Extracts from a graphics dataset:
******

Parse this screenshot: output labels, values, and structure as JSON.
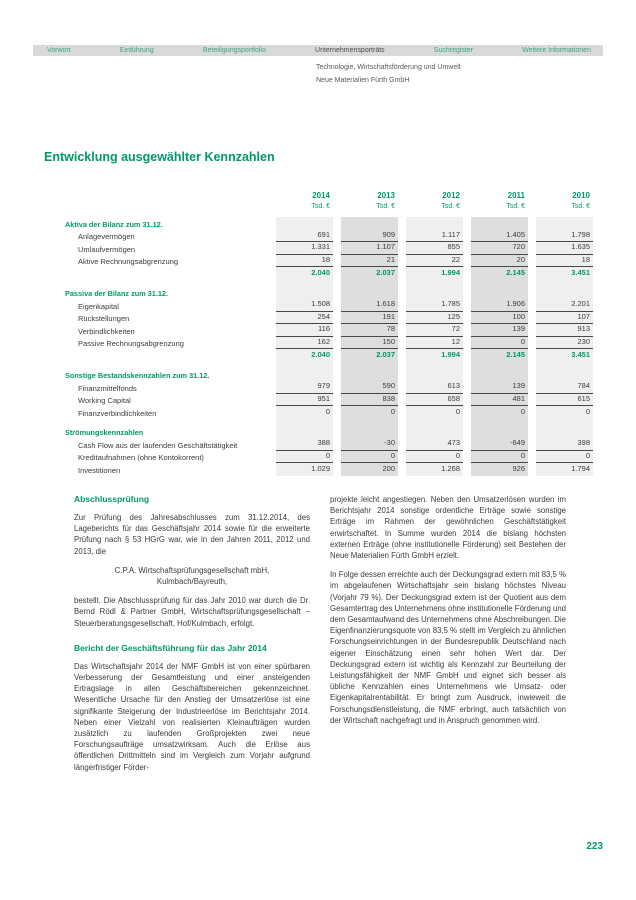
{
  "colors": {
    "accent_green": "#00996a",
    "nav_link_green": "#35a487",
    "stripe_light": "#efefef",
    "stripe_dark": "#dedede"
  },
  "nav": {
    "items": [
      {
        "label": "Vorwort",
        "active": false
      },
      {
        "label": "Einführung",
        "active": false
      },
      {
        "label": "Beteiligungsportfolio",
        "active": false
      },
      {
        "label": "Unternehmensporträts",
        "active": true
      },
      {
        "label": "Suchregister",
        "active": false
      },
      {
        "label": "Weitere Informationen",
        "active": false
      }
    ],
    "breadcrumb_line1": "Technologie, Wirtschaftsförderung und Umwelt",
    "breadcrumb_line2": "Neue Materialien Fürth GmbH"
  },
  "title": "Entwicklung ausgewählter Kennzahlen",
  "table": {
    "years": [
      "2014",
      "2013",
      "2012",
      "2011",
      "2010"
    ],
    "unit": "Tsd. €",
    "groups": [
      {
        "heading": "Aktiva der Bilanz zum 31.12.",
        "rows": [
          {
            "label": "Anlagevermögen",
            "values": [
              "691",
              "909",
              "1.117",
              "1.405",
              "1.798"
            ],
            "underline": true
          },
          {
            "label": "Umlaufvermögen",
            "values": [
              "1.331",
              "1.107",
              "855",
              "720",
              "1.635"
            ],
            "underline": true
          },
          {
            "label": "Aktive Rechnungsabgrenzung",
            "values": [
              "18",
              "21",
              "22",
              "20",
              "18"
            ],
            "underline": true
          }
        ],
        "total": [
          "2.040",
          "2.037",
          "1.994",
          "2.145",
          "3.451"
        ]
      },
      {
        "heading": "Passiva der Bilanz zum 31.12.",
        "rows": [
          {
            "label": "Eigenkapital",
            "values": [
              "1.508",
              "1.618",
              "1.785",
              "1.906",
              "2.201"
            ],
            "underline": true
          },
          {
            "label": "Rückstellungen",
            "values": [
              "254",
              "191",
              "125",
              "100",
              "107"
            ],
            "underline": true
          },
          {
            "label": "Verbindlichkeiten",
            "values": [
              "116",
              "78",
              "72",
              "139",
              "913"
            ],
            "underline": true
          },
          {
            "label": "Passive Rechnungsabgrenzung",
            "values": [
              "162",
              "150",
              "12",
              "0",
              "230"
            ],
            "underline": true
          }
        ],
        "total": [
          "2.040",
          "2.037",
          "1.994",
          "2.145",
          "3.451"
        ]
      },
      {
        "heading": "Sonstige Bestandskennzahlen zum 31.12.",
        "rows": [
          {
            "label": "Finanzmittelfonds",
            "values": [
              "979",
              "590",
              "613",
              "139",
              "784"
            ],
            "underline": true
          },
          {
            "label": "Working Capital",
            "values": [
              "951",
              "838",
              "658",
              "481",
              "615"
            ],
            "underline": true
          },
          {
            "label": "Finanzverbindlichkeiten",
            "values": [
              "0",
              "0",
              "0",
              "0",
              "0"
            ],
            "underline": false
          }
        ],
        "total": null
      },
      {
        "heading": "Strömungskennzahlen",
        "rows": [
          {
            "label": "Cash Flow aus der laufenden Geschäftstätigkeit",
            "values": [
              "388",
              "-30",
              "473",
              "-649",
              "398"
            ],
            "underline": true
          },
          {
            "label": "Kreditaufnahmen (ohne Kontokorrent)",
            "values": [
              "0",
              "0",
              "0",
              "0",
              "0"
            ],
            "underline": true
          },
          {
            "label": "Investitionen",
            "values": [
              "1.029",
              "200",
              "1.268",
              "926",
              "1.794"
            ],
            "underline": false
          }
        ],
        "total": null
      }
    ]
  },
  "articles": {
    "left": {
      "heading1": "Abschlussprüfung",
      "p1": "Zur Prüfung des Jahresabschlusses zum 31.12.2014, des Lageberichts für das Geschäftsjahr 2014 sowie für die erweiterte Prüfung nach § 53 HGrG war, wie in den Jahren 2011, 2012 und 2013, die",
      "cpa_line1": "C.P.A. Wirtschaftsprüfungsgesellschaft mbH,",
      "cpa_line2": "Kulmbach/Bayreuth,",
      "p2": "bestellt. Die Abschlussprüfung für das Jahr 2010 war durch die Dr. Bernd Rödl & Partner GmbH, Wirtschaftsprüfungsgesellschaft – Steuerberatungsgesellschaft, Hof/Kulmbach, erfolgt.",
      "heading2": "Bericht der Geschäftsführung für das Jahr 2014",
      "p3": "Das Wirtschaftsjahr 2014 der NMF GmbH ist von einer spürbaren Verbesserung der Gesamtleistung und einer ansteigenden Ertragslage in allen Geschäftsbereichen gekennzeichnet. Wesentliche Ursache für den Anstieg der Umsatzerlöse ist eine signifikante Steigerung der Industrieerlöse im Berichtsjahr 2014. Neben einer Vielzahl von realisierten Kleinaufträgen wurden zusätzlich zu laufenden Großprojekten zwei neue Forschungsaufträge umsatzwirksam. Auch die Erlöse aus öffentlichen Drittmitteln sind im Vergleich zum Vorjahr aufgrund längerfristiger Förder-"
    },
    "right": {
      "p1": "projekte leicht angestiegen. Neben den Umsatzerlösen wurden im Berichtsjahr 2014 sonstige ordentliche Erträge sowie sonstige Erträge im Rahmen der gewöhnlichen Geschäftstätigkeit erwirtschaftet. In Summe wurden 2014 die bislang höchsten externen Erträge (ohne institutionelle Förderung) seit Bestehen der Neue Materialien Fürth GmbH erzielt.",
      "p2": "In Folge dessen erreichte auch der Deckungsgrad extern mit 83,5 % im abgelaufenen Wirtschaftsjahr sein bislang höchstes Niveau (Vorjahr 79 %). Der Deckungsgrad extern ist der Quotient aus dem Gesamtertrag des Unternehmens ohne institutionelle Förderung und dem Gesamtaufwand des Unternehmens ohne Abschreibungen. Die Eigenfinanzierungsquote von 83,5 % stellt im Vergleich zu ähnlichen Forschungseinrichtungen in der Bundesrepublik Deutschland nach eigener Einschätzung einen sehr hohen Wert dar. Der Deckungsgrad extern ist wichtig als Kennzahl zur Beurteilung der Leistungsfähigkeit der NMF GmbH und eignet sich besser als übliche Kennzahlen eines Unternehmens wie Umsatz- oder Eigenkapitalrentabilität. Er bringt zum Ausdruck, inwieweit die Forschungsdienstleistung, die NMF erbringt, auch tatsächlich von der Wirtschaft nachgefragt und in Anspruch genommen wird."
    }
  },
  "page_number": "223"
}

******

_What you should do:_
A word-for-word copy of the records above is needed, pictures excluded.

_Result of the exercise:_
Parse this screenshot: output labels, values, and structure as JSON.
{
  "colors": {
    "accent_green": "#00996a",
    "nav_link_green": "#35a487",
    "stripe_light": "#efefef",
    "stripe_dark": "#dedede"
  },
  "nav": {
    "items": [
      {
        "label": "Vorwort",
        "active": false
      },
      {
        "label": "Einführung",
        "active": false
      },
      {
        "label": "Beteiligungsportfolio",
        "active": false
      },
      {
        "label": "Unternehmensporträts",
        "active": true
      },
      {
        "label": "Suchregister",
        "active": false
      },
      {
        "label": "Weitere Informationen",
        "active": false
      }
    ],
    "breadcrumb_line1": "Technologie, Wirtschaftsförderung und Umwelt",
    "breadcrumb_line2": "Neue Materialien Fürth GmbH"
  },
  "title": "Entwicklung ausgewählter Kennzahlen",
  "table": {
    "years": [
      "2014",
      "2013",
      "2012",
      "2011",
      "2010"
    ],
    "unit": "Tsd. €",
    "groups": [
      {
        "heading": "Aktiva der Bilanz zum 31.12.",
        "rows": [
          {
            "label": "Anlagevermögen",
            "values": [
              "691",
              "909",
              "1.117",
              "1.405",
              "1.798"
            ],
            "underline": true
          },
          {
            "label": "Umlaufvermögen",
            "values": [
              "1.331",
              "1.107",
              "855",
              "720",
              "1.635"
            ],
            "underline": true
          },
          {
            "label": "Aktive Rechnungsabgrenzung",
            "values": [
              "18",
              "21",
              "22",
              "20",
              "18"
            ],
            "underline": true
          }
        ],
        "total": [
          "2.040",
          "2.037",
          "1.994",
          "2.145",
          "3.451"
        ]
      },
      {
        "heading": "Passiva der Bilanz zum 31.12.",
        "rows": [
          {
            "label": "Eigenkapital",
            "values": [
              "1.508",
              "1.618",
              "1.785",
              "1.906",
              "2.201"
            ],
            "underline": true
          },
          {
            "label": "Rückstellungen",
            "values": [
              "254",
              "191",
              "125",
              "100",
              "107"
            ],
            "underline": true
          },
          {
            "label": "Verbindlichkeiten",
            "values": [
              "116",
              "78",
              "72",
              "139",
              "913"
            ],
            "underline": true
          },
          {
            "label": "Passive Rechnungsabgrenzung",
            "values": [
              "162",
              "150",
              "12",
              "0",
              "230"
            ],
            "underline": true
          }
        ],
        "total": [
          "2.040",
          "2.037",
          "1.994",
          "2.145",
          "3.451"
        ]
      },
      {
        "heading": "Sonstige Bestandskennzahlen zum 31.12.",
        "rows": [
          {
            "label": "Finanzmittelfonds",
            "values": [
              "979",
              "590",
              "613",
              "139",
              "784"
            ],
            "underline": true
          },
          {
            "label": "Working Capital",
            "values": [
              "951",
              "838",
              "658",
              "481",
              "615"
            ],
            "underline": true
          },
          {
            "label": "Finanzverbindlichkeiten",
            "values": [
              "0",
              "0",
              "0",
              "0",
              "0"
            ],
            "underline": false
          }
        ],
        "total": null
      },
      {
        "heading": "Strömungskennzahlen",
        "rows": [
          {
            "label": "Cash Flow aus der laufenden Geschäftstätigkeit",
            "values": [
              "388",
              "-30",
              "473",
              "-649",
              "398"
            ],
            "underline": true
          },
          {
            "label": "Kreditaufnahmen (ohne Kontokorrent)",
            "values": [
              "0",
              "0",
              "0",
              "0",
              "0"
            ],
            "underline": true
          },
          {
            "label": "Investitionen",
            "values": [
              "1.029",
              "200",
              "1.268",
              "926",
              "1.794"
            ],
            "underline": false
          }
        ],
        "total": null
      }
    ]
  },
  "articles": {
    "left": {
      "heading1": "Abschlussprüfung",
      "p1": "Zur Prüfung des Jahresabschlusses zum 31.12.2014, des Lageberichts für das Geschäftsjahr 2014 sowie für die erweiterte Prüfung nach § 53 HGrG war, wie in den Jahren 2011, 2012 und 2013, die",
      "cpa_line1": "C.P.A. Wirtschaftsprüfungsgesellschaft mbH,",
      "cpa_line2": "Kulmbach/Bayreuth,",
      "p2": "bestellt. Die Abschlussprüfung für das Jahr 2010 war durch die Dr. Bernd Rödl & Partner GmbH, Wirtschaftsprüfungsgesellschaft – Steuerberatungsgesellschaft, Hof/Kulmbach, erfolgt.",
      "heading2": "Bericht der Geschäftsführung für das Jahr 2014",
      "p3": "Das Wirtschaftsjahr 2014 der NMF GmbH ist von einer spürbaren Verbesserung der Gesamtleistung und einer ansteigenden Ertragslage in allen Geschäftsbereichen gekennzeichnet. Wesentliche Ursache für den Anstieg der Umsatzerlöse ist eine signifikante Steigerung der Industrieerlöse im Berichtsjahr 2014. Neben einer Vielzahl von realisierten Kleinaufträgen wurden zusätzlich zu laufenden Großprojekten zwei neue Forschungsaufträge umsatzwirksam. Auch die Erlöse aus öffentlichen Drittmitteln sind im Vergleich zum Vorjahr aufgrund längerfristiger Förder-"
    },
    "right": {
      "p1": "projekte leicht angestiegen. Neben den Umsatzerlösen wurden im Berichtsjahr 2014 sonstige ordentliche Erträge sowie sonstige Erträge im Rahmen der gewöhnlichen Geschäftstätigkeit erwirtschaftet. In Summe wurden 2014 die bislang höchsten externen Erträge (ohne institutionelle Förderung) seit Bestehen der Neue Materialien Fürth GmbH erzielt.",
      "p2": "In Folge dessen erreichte auch der Deckungsgrad extern mit 83,5 % im abgelaufenen Wirtschaftsjahr sein bislang höchstes Niveau (Vorjahr 79 %). Der Deckungsgrad extern ist der Quotient aus dem Gesamtertrag des Unternehmens ohne institutionelle Förderung und dem Gesamtaufwand des Unternehmens ohne Abschreibungen. Die Eigenfinanzierungsquote von 83,5 % stellt im Vergleich zu ähnlichen Forschungseinrichtungen in der Bundesrepublik Deutschland nach eigener Einschätzung einen sehr hohen Wert dar. Der Deckungsgrad extern ist wichtig als Kennzahl zur Beurteilung der Leistungsfähigkeit der NMF GmbH und eignet sich besser als übliche Kennzahlen eines Unternehmens wie Umsatz- oder Eigenkapitalrentabilität. Er bringt zum Ausdruck, inwieweit die Forschungsdienstleistung, die NMF erbringt, auch tatsächlich von der Wirtschaft nachgefragt und in Anspruch genommen wird."
    }
  },
  "page_number": "223"
}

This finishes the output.